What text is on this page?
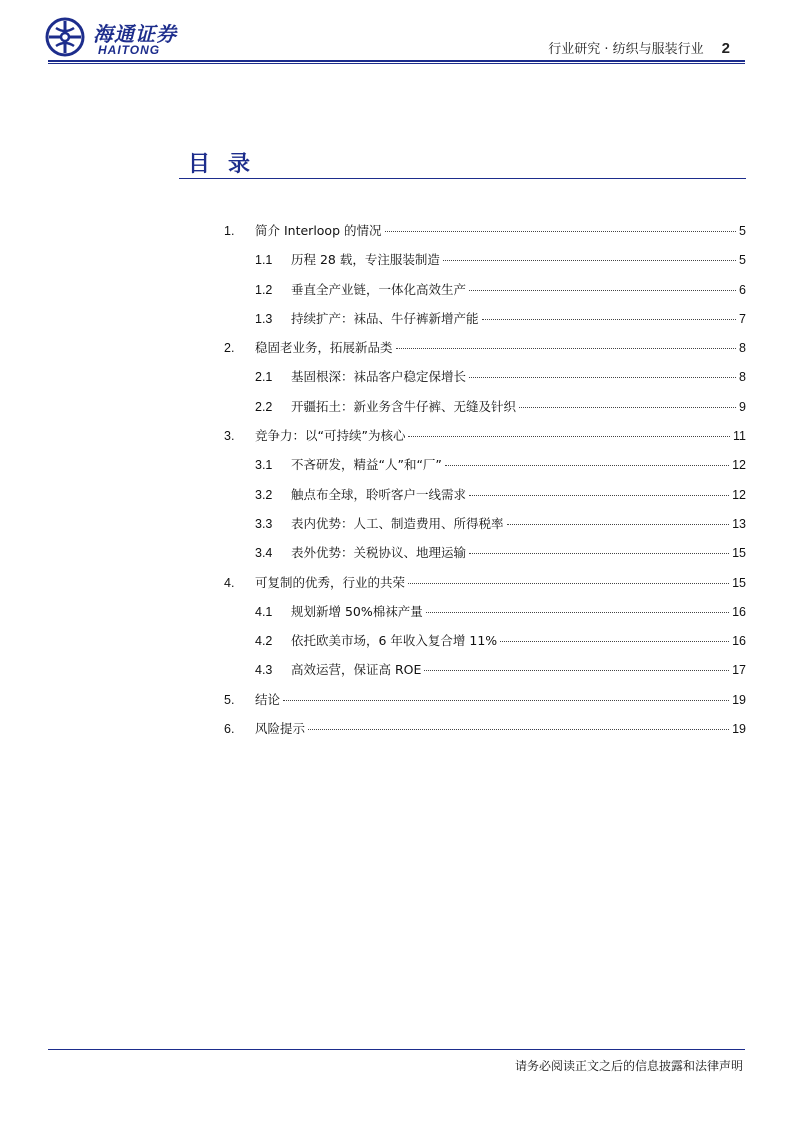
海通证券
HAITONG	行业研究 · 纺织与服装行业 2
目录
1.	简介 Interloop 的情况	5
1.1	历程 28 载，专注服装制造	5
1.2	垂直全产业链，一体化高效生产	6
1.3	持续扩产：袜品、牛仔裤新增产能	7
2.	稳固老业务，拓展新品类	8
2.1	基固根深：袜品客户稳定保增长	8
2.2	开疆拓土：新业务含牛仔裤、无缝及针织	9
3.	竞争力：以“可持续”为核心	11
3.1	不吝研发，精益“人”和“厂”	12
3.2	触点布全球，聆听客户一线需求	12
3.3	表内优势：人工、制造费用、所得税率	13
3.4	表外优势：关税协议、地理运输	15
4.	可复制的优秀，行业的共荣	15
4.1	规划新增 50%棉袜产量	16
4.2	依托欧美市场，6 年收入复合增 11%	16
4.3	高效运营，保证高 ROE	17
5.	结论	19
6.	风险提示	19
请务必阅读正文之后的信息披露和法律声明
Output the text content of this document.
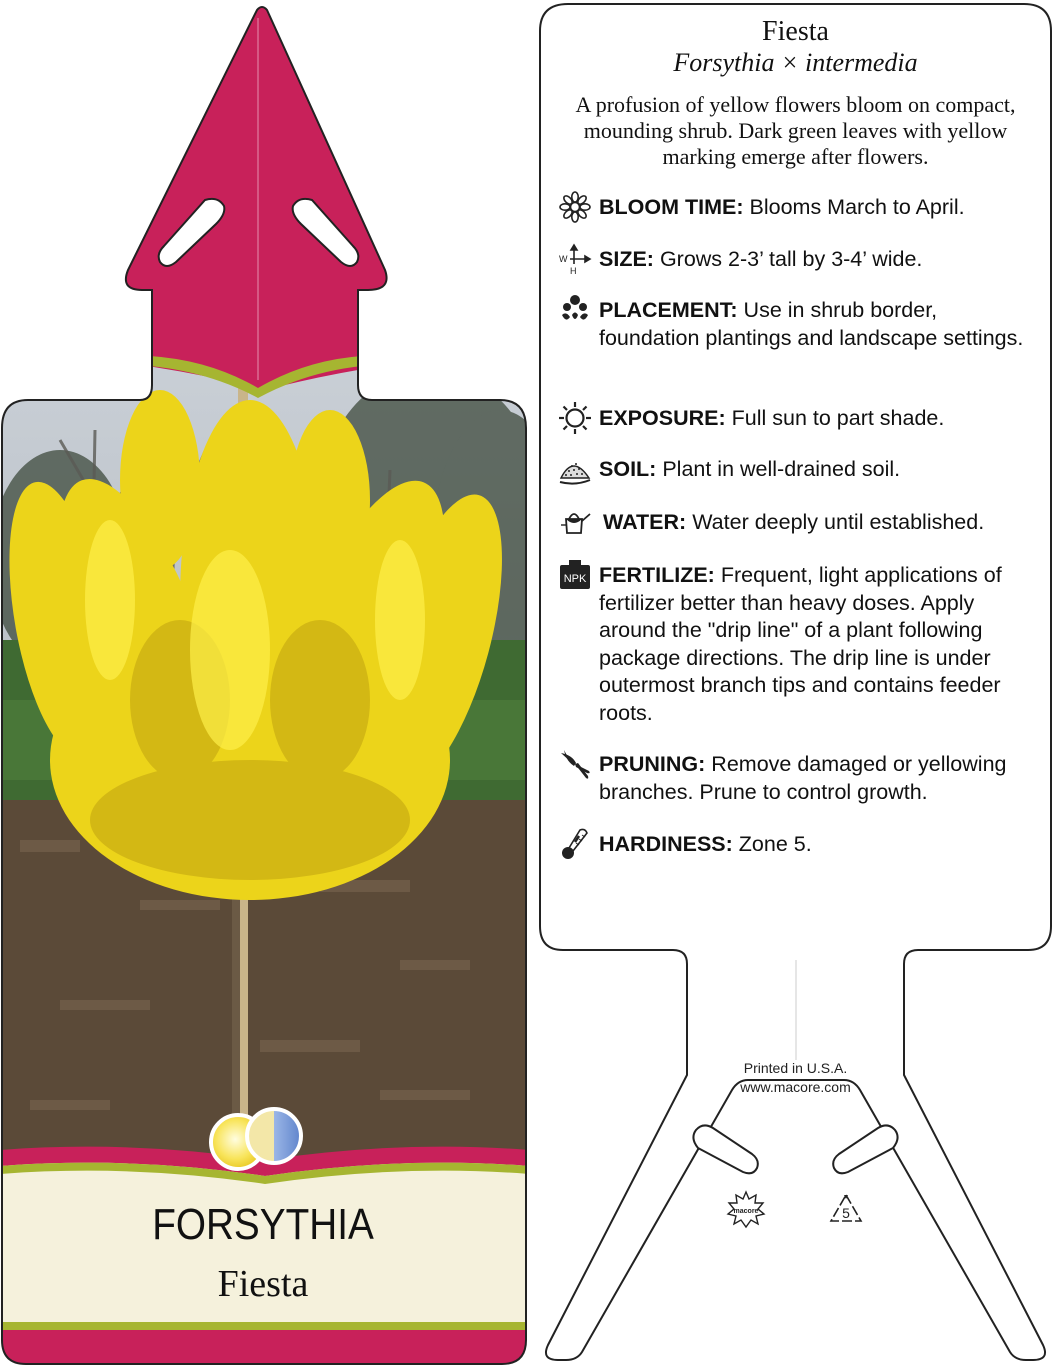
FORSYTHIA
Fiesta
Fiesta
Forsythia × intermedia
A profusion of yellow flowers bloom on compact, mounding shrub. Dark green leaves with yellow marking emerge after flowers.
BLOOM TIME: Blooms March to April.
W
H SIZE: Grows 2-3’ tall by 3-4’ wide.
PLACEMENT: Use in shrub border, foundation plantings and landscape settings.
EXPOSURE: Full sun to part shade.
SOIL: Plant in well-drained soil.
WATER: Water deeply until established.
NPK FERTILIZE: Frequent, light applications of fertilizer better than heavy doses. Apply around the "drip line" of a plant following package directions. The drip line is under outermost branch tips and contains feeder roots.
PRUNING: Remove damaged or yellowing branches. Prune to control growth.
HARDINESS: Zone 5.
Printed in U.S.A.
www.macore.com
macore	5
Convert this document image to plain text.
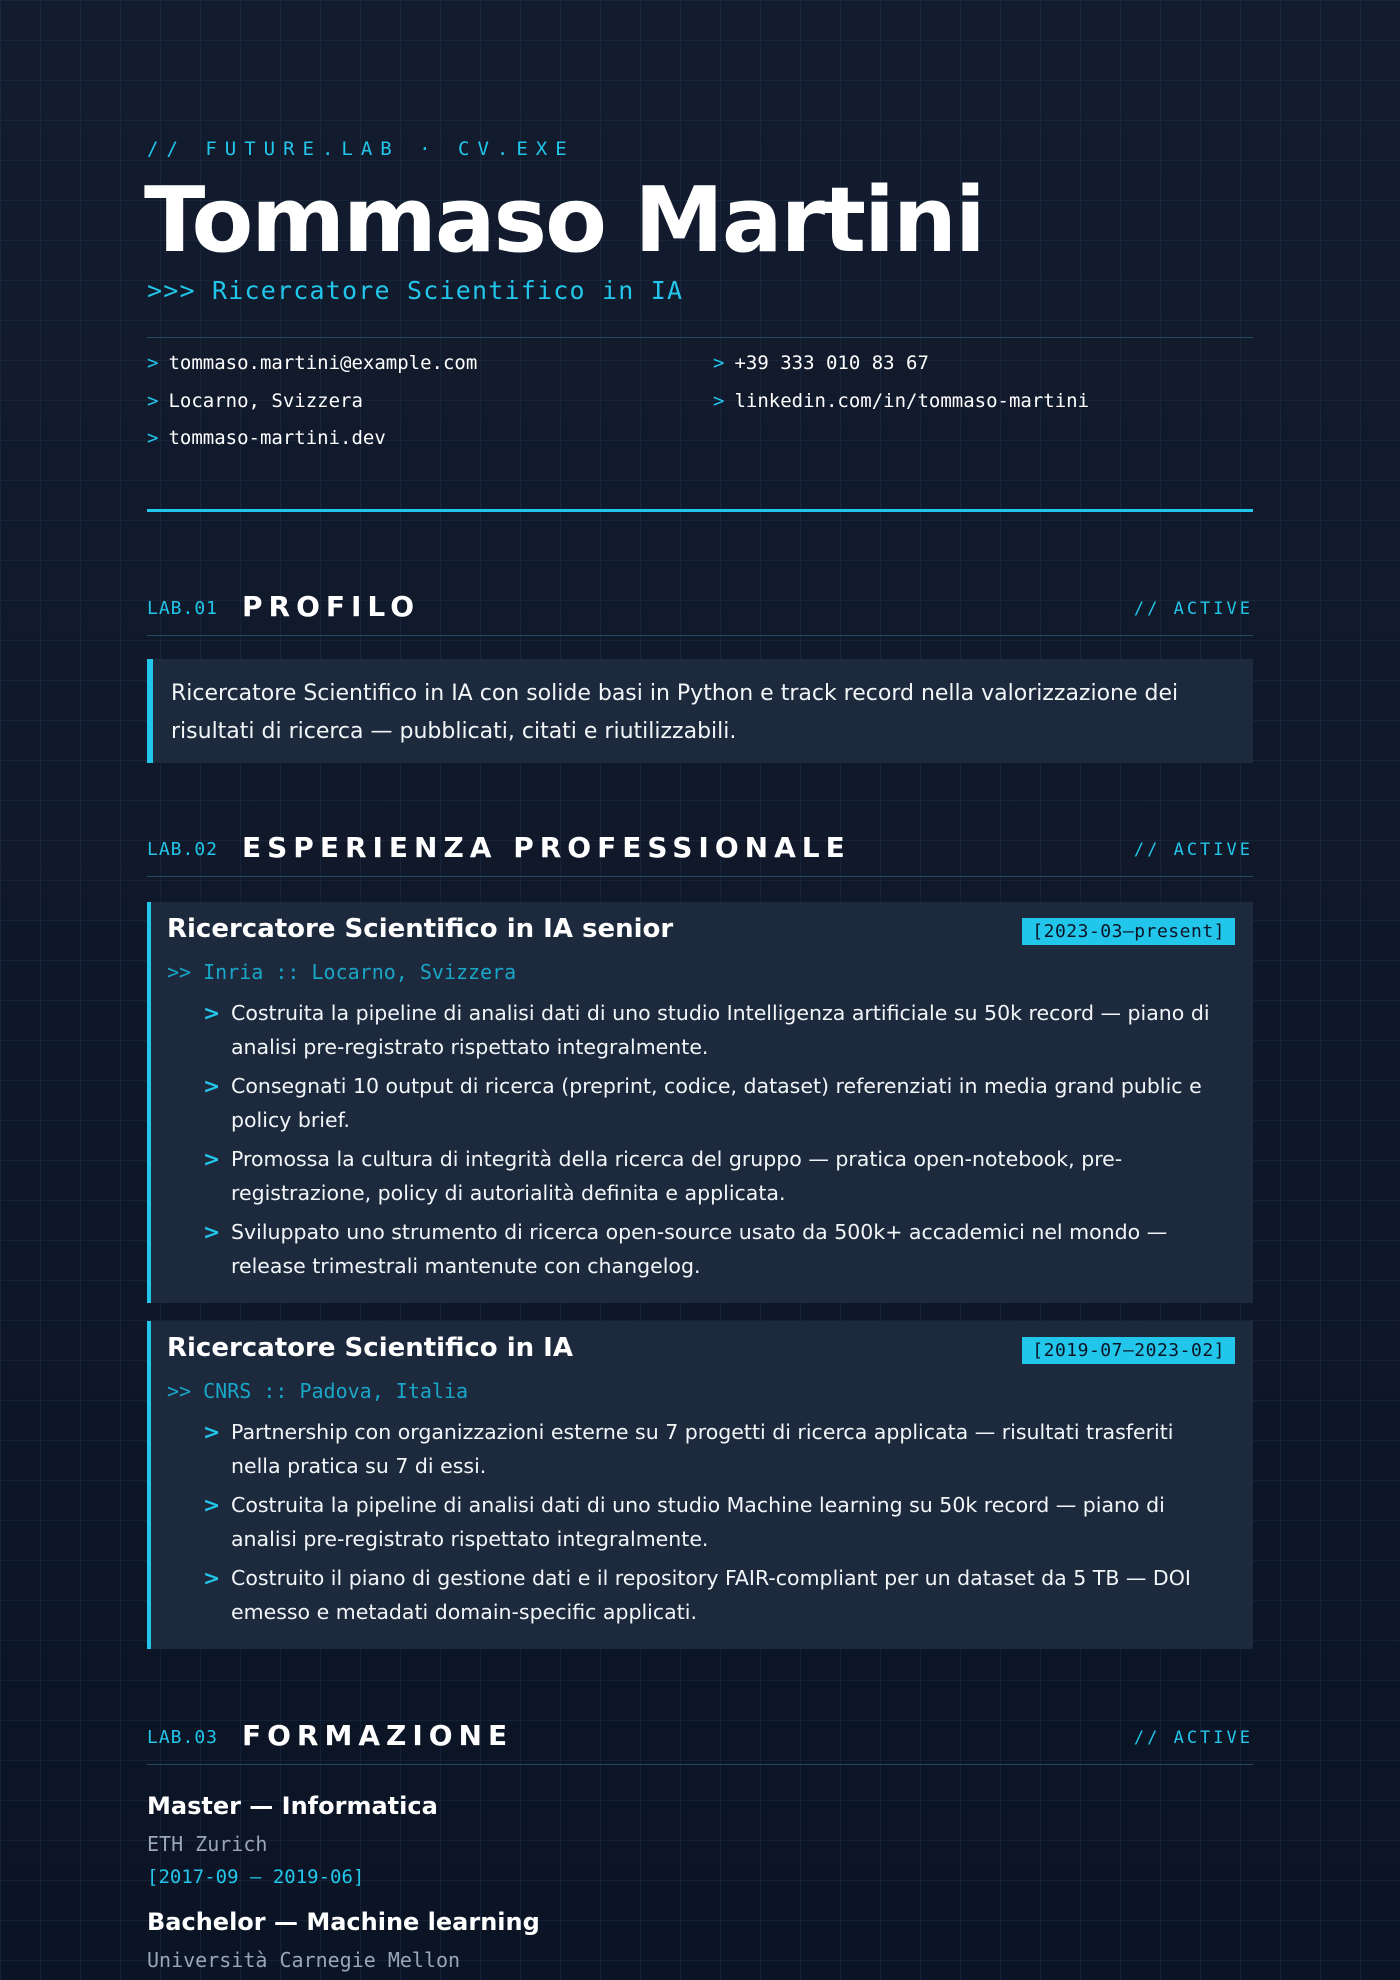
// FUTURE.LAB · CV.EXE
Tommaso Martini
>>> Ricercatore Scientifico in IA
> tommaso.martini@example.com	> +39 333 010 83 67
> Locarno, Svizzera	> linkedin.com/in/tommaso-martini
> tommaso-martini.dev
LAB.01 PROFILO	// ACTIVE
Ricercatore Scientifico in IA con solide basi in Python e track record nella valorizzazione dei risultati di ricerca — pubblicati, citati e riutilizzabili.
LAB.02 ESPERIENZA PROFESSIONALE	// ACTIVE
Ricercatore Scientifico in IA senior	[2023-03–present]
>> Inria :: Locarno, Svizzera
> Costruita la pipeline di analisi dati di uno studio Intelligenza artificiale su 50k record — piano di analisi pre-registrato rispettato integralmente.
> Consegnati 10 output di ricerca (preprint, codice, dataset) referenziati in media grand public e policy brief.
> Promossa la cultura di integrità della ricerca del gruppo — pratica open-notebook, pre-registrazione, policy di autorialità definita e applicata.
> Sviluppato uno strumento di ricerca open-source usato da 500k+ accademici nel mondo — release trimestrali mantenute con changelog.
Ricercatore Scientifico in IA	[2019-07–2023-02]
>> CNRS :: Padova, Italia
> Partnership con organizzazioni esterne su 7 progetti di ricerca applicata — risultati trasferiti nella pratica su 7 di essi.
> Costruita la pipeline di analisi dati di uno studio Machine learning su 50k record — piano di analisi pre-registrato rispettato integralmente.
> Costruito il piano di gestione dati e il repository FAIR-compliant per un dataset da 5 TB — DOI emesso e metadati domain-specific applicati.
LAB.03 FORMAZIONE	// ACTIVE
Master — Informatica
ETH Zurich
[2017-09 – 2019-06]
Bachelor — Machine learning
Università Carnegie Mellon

--------------------

Task to complete → Search the entries for the word "Svizzera" and pick out every line that holds it.

Reply →
> Locarno, Svizzera	> linkedin.com/in/tommaso-martini
>> Inria :: Locarno, Svizzera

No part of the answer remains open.